Reproduce the data from its first line through the line containing "data-marks [241, 161, 2185, 1426]", swapping "Bluegreen Algae" for "Blue-Green Algae" and leaving everything else unchanged.

Record excerpts -
^^^^
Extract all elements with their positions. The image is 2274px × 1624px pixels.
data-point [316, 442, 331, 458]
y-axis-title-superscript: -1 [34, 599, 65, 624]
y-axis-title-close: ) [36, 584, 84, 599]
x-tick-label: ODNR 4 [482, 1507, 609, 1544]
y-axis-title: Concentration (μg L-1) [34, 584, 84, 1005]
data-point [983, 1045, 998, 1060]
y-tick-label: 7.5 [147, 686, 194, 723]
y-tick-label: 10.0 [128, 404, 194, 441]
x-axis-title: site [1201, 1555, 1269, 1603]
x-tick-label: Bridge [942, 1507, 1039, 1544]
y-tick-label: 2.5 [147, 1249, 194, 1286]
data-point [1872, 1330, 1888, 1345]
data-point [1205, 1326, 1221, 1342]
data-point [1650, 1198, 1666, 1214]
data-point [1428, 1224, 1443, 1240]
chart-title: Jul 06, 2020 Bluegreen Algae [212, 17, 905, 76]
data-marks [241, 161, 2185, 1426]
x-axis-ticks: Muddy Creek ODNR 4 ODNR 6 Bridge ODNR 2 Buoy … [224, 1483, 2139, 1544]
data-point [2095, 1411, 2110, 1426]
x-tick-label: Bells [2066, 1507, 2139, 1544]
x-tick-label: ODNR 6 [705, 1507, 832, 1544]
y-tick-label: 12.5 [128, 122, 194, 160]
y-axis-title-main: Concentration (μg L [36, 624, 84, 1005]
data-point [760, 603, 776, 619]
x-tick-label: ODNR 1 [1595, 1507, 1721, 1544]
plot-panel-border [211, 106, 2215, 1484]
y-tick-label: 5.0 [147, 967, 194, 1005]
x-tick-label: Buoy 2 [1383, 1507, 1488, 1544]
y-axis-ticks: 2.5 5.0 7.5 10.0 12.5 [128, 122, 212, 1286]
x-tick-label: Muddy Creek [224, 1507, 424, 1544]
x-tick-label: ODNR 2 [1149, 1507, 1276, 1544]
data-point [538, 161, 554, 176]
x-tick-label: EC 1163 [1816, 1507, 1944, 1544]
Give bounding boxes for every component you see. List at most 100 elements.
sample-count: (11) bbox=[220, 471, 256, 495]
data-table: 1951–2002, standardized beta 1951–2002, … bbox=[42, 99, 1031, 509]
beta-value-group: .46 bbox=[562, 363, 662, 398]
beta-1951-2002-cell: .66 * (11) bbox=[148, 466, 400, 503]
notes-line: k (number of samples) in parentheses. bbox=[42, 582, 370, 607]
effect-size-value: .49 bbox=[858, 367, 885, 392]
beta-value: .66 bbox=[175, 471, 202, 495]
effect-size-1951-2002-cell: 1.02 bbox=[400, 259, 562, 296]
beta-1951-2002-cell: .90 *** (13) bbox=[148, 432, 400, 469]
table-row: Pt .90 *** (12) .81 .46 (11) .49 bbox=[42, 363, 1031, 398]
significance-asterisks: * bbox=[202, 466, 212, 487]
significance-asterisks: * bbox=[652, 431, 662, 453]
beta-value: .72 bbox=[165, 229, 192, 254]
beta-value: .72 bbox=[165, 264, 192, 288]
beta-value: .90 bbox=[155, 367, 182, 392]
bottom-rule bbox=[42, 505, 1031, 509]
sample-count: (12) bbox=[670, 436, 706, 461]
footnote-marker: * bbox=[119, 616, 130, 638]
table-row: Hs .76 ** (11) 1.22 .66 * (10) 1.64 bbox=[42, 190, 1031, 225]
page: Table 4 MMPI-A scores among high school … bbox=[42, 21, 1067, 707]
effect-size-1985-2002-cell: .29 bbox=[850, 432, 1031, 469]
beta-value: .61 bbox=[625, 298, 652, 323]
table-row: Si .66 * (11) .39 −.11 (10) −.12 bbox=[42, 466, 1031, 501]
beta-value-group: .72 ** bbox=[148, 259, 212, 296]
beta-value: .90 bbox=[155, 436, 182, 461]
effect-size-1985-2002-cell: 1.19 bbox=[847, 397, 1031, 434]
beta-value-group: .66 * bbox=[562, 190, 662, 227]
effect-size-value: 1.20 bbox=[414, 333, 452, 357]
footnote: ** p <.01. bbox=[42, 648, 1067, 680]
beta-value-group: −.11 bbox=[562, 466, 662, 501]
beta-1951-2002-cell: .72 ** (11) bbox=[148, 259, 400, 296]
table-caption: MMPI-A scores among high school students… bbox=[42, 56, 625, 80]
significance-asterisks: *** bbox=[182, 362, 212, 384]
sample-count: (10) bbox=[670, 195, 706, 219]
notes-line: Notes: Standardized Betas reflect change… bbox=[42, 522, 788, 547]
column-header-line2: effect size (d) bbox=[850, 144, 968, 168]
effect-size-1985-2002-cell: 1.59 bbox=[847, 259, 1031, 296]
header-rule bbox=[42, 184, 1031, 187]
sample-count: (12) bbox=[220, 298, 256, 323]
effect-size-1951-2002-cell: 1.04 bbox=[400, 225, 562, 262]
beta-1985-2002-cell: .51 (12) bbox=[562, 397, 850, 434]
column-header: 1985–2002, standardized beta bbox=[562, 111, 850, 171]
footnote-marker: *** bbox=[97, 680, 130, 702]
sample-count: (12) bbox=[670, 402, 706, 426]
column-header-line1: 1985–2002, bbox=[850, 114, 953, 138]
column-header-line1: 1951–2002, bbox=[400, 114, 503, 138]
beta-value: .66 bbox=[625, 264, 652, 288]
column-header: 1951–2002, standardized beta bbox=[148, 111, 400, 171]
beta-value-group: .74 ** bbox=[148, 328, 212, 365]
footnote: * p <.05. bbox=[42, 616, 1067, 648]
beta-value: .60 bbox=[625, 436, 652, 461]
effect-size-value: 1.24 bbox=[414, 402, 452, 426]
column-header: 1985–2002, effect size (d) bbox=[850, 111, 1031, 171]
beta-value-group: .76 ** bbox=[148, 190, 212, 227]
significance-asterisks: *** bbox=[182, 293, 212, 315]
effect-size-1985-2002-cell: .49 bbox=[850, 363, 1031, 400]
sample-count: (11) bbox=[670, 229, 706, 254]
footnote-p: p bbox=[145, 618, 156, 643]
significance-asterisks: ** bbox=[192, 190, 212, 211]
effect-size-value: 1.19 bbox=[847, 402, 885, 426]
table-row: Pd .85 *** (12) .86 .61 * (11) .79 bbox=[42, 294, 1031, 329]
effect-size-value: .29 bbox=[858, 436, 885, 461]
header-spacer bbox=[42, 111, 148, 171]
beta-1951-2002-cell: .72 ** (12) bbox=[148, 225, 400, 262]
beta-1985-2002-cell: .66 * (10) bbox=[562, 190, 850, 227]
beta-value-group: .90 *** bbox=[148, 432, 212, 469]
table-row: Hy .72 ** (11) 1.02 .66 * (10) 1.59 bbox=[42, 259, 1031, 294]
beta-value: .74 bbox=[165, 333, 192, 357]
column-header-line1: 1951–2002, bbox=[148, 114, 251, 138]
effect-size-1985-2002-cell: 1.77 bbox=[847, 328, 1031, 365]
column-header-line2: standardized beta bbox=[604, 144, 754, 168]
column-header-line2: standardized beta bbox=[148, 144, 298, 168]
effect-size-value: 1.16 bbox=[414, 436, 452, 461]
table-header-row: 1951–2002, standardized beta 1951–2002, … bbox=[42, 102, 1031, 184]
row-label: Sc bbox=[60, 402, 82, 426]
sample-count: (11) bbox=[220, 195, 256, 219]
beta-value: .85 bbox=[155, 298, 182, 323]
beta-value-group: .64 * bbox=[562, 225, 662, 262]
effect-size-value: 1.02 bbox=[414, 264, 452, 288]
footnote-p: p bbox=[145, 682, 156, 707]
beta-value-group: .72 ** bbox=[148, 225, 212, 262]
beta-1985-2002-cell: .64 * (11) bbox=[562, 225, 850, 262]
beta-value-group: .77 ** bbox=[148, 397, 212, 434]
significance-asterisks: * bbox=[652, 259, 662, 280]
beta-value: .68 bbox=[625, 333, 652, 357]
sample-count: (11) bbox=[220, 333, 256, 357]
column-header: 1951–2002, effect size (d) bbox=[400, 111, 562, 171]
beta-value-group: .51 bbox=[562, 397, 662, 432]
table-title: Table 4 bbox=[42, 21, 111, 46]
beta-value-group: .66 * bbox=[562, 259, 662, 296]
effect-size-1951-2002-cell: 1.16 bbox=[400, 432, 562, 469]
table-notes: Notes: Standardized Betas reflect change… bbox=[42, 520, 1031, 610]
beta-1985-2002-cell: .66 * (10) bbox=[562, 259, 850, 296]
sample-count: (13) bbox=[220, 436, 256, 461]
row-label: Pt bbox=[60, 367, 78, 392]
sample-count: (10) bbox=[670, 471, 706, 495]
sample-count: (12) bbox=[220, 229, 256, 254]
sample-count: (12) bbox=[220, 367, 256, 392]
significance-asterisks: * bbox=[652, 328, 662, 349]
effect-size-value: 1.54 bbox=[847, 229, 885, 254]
^^^^
Final result -
Extract all elements with their positions. The image is 2274px × 1624px pixels.
data-point [316, 442, 331, 458]
y-axis-title-superscript: -1 [34, 599, 65, 624]
y-axis-title-close: ) [36, 584, 84, 599]
x-tick-label: ODNR 4 [482, 1507, 609, 1544]
y-axis-title: Concentration (μg L-1) [34, 584, 84, 1005]
data-point [983, 1045, 998, 1060]
y-tick-label: 7.5 [147, 686, 194, 723]
y-tick-label: 10.0 [128, 404, 194, 441]
x-axis-title: site [1201, 1555, 1269, 1603]
x-tick-label: Bridge [942, 1507, 1039, 1544]
y-tick-label: 2.5 [147, 1249, 194, 1286]
data-point [1872, 1330, 1888, 1345]
data-point [1205, 1326, 1221, 1342]
data-point [1650, 1198, 1666, 1214]
data-point [1428, 1224, 1443, 1240]
chart-title: Jul 06, 2020 Blue-Green Algae [212, 17, 905, 76]
data-marks [241, 161, 2185, 1426]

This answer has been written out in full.